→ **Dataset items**

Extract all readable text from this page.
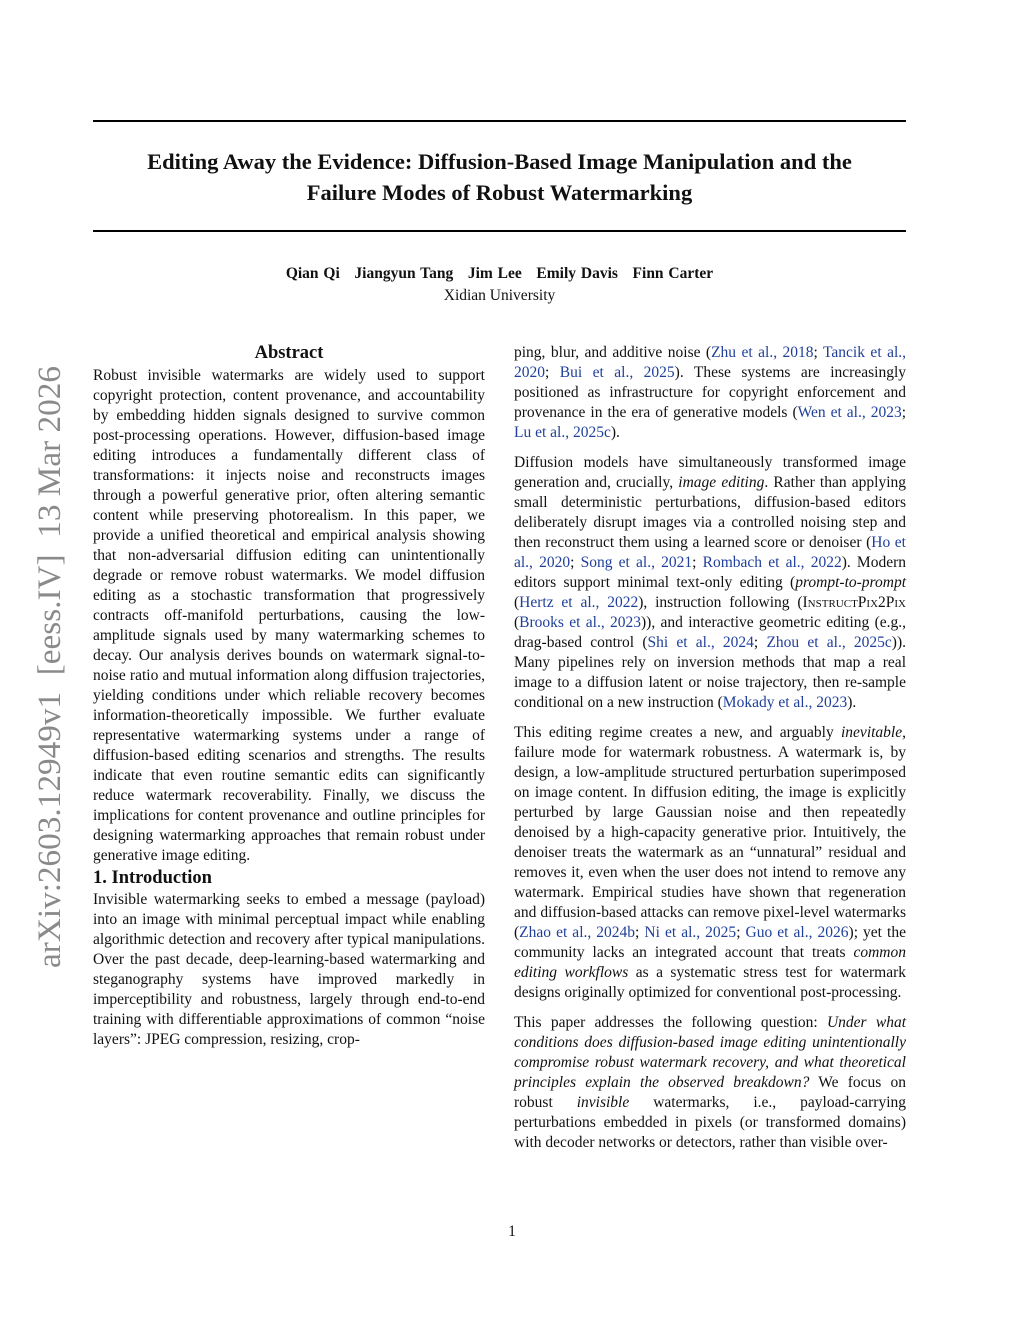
Editing Away the Evidence: Diffusion-Based Image Manipulation and the
Failure Modes of Robust Watermarking
Qian Qi   Jiangyun Tang   Jim Lee   Emily Davis   Finn Carter
Xidian University
arXiv:2603.12949v1  [eess.IV]  13 Mar 2026

Abstract

Robust invisible watermarks are widely used to support copyright protection, content provenance, and accountability by embedding hidden signals designed to survive common post-processing operations. However, diffusion-based image editing introduces a fundamentally different class of transformations: it injects noise and reconstructs images through a powerful generative prior, often altering semantic content while preserving photorealism. In this paper, we provide a unified theoretical and empirical analysis showing that non-adversarial diffusion editing can unintentionally degrade or remove robust watermarks. We model diffusion editing as a stochastic transformation that progressively contracts off-manifold perturbations, causing the low-amplitude signals used by many watermarking schemes to decay. Our analysis derives bounds on watermark signal-to-noise ratio and mutual information along diffusion trajectories, yielding conditions under which reliable recovery becomes information-theoretically impossible. We further evaluate representative watermarking systems under a range of diffusion-based editing scenarios and strengths. The results indicate that even routine semantic edits can significantly reduce watermark recoverability. Finally, we discuss the implications for content provenance and outline principles for designing watermarking approaches that remain robust under generative image editing.

1. Introduction

Invisible watermarking seeks to embed a message (payload) into an image with minimal perceptual impact while enabling algorithmic detection and recovery after typical manipulations. Over the past decade, deep-learning-based watermarking and steganography systems have improved markedly in imperceptibility and robustness, largely through end-to-end training with differentiable approximations of common “noise layers”: JPEG compression, resizing, crop-

ping, blur, and additive noise (Zhu et al., 2018; Tancik et al., 2020; Bui et al., 2025). These systems are increasingly positioned as infrastructure for copyright enforcement and provenance in the era of generative models (Wen et al., 2023; Lu et al., 2025c).

Diffusion models have simultaneously transformed image generation and, crucially, image editing. Rather than applying small deterministic perturbations, diffusion-based editors deliberately disrupt images via a controlled noising step and then reconstruct them using a learned score or denoiser (Ho et al., 2020; Song et al., 2021; Rombach et al., 2022). Modern editors support minimal text-only editing (prompt-to-prompt (Hertz et al., 2022), instruction following (InstructPix2Pix (Brooks et al., 2023)), and interactive geometric editing (e.g., drag-based control (Shi et al., 2024; Zhou et al., 2025c)). Many pipelines rely on inversion methods that map a real image to a diffusion latent or noise trajectory, then re-sample conditional on a new instruction (Mokady et al., 2023).

This editing regime creates a new, and arguably inevitable, failure mode for watermark robustness. A watermark is, by design, a low-amplitude structured perturbation superimposed on image content. In diffusion editing, the image is explicitly perturbed by large Gaussian noise and then repeatedly denoised by a high-capacity generative prior. Intuitively, the denoiser treats the watermark as an “unnatural” residual and removes it, even when the user does not intend to remove any watermark. Empirical studies have shown that regeneration and diffusion-based attacks can remove pixel-level watermarks (Zhao et al., 2024b; Ni et al., 2025; Guo et al., 2026); yet the community lacks an integrated account that treats common editing workflows as a systematic stress test for watermark designs originally optimized for conventional post-processing.

This paper addresses the following question: Under what conditions does diffusion-based image editing unintentionally compromise robust watermark recovery, and what theoretical principles explain the observed breakdown? We focus on robust invisible watermarks, i.e., payload-carrying perturbations embedded in pixels (or transformed domains) with decoder networks or detectors, rather than visible over-

1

→ **Given task**
Transcribe the material as is, with images omitted.

→ **The reply**
Extract all readable text from this page.
Editing Away the Evidence: Diffusion-Based Image Manipulation and the
Failure Modes of Robust Watermarking
Qian Qi   Jiangyun Tang   Jim Lee   Emily Davis   Finn Carter
Xidian University
arXiv:2603.12949v1  [eess.IV]  13 Mar 2026

Abstract

Robust invisible watermarks are widely used to support copyright protection, content provenance, and accountability by embedding hidden signals designed to survive common post-processing operations. However, diffusion-based image editing introduces a fundamentally different class of transformations: it injects noise and reconstructs images through a powerful generative prior, often altering semantic content while preserving photorealism. In this paper, we provide a unified theoretical and empirical analysis showing that non-adversarial diffusion editing can unintentionally degrade or remove robust watermarks. We model diffusion editing as a stochastic transformation that progressively contracts off-manifold perturbations, causing the low-amplitude signals used by many watermarking schemes to decay. Our analysis derives bounds on watermark signal-to-noise ratio and mutual information along diffusion trajectories, yielding conditions under which reliable recovery becomes information-theoretically impossible. We further evaluate representative watermarking systems under a range of diffusion-based editing scenarios and strengths. The results indicate that even routine semantic edits can significantly reduce watermark recoverability. Finally, we discuss the implications for content provenance and outline principles for designing watermarking approaches that remain robust under generative image editing.

1. Introduction

Invisible watermarking seeks to embed a message (payload) into an image with minimal perceptual impact while enabling algorithmic detection and recovery after typical manipulations. Over the past decade, deep-learning-based watermarking and steganography systems have improved markedly in imperceptibility and robustness, largely through end-to-end training with differentiable approximations of common “noise layers”: JPEG compression, resizing, crop-

ping, blur, and additive noise (Zhu et al., 2018; Tancik et al., 2020; Bui et al., 2025). These systems are increasingly positioned as infrastructure for copyright enforcement and provenance in the era of generative models (Wen et al., 2023; Lu et al., 2025c).

Diffusion models have simultaneously transformed image generation and, crucially, image editing. Rather than applying small deterministic perturbations, diffusion-based editors deliberately disrupt images via a controlled noising step and then reconstruct them using a learned score or denoiser (Ho et al., 2020; Song et al., 2021; Rombach et al., 2022). Modern editors support minimal text-only editing (prompt-to-prompt (Hertz et al., 2022), instruction following (InstructPix2Pix (Brooks et al., 2023)), and interactive geometric editing (e.g., drag-based control (Shi et al., 2024; Zhou et al., 2025c)). Many pipelines rely on inversion methods that map a real image to a diffusion latent or noise trajectory, then re-sample conditional on a new instruction (Mokady et al., 2023).

This editing regime creates a new, and arguably inevitable, failure mode for watermark robustness. A watermark is, by design, a low-amplitude structured perturbation superimposed on image content. In diffusion editing, the image is explicitly perturbed by large Gaussian noise and then repeatedly denoised by a high-capacity generative prior. Intuitively, the denoiser treats the watermark as an “unnatural” residual and removes it, even when the user does not intend to remove any watermark. Empirical studies have shown that regeneration and diffusion-based attacks can remove pixel-level watermarks (Zhao et al., 2024b; Ni et al., 2025; Guo et al., 2026); yet the community lacks an integrated account that treats common editing workflows as a systematic stress test for watermark designs originally optimized for conventional post-processing.

This paper addresses the following question: Under what conditions does diffusion-based image editing unintentionally compromise robust watermark recovery, and what theoretical principles explain the observed breakdown? We focus on robust invisible watermarks, i.e., payload-carrying perturbations embedded in pixels (or transformed domains) with decoder networks or detectors, rather than visible over-

1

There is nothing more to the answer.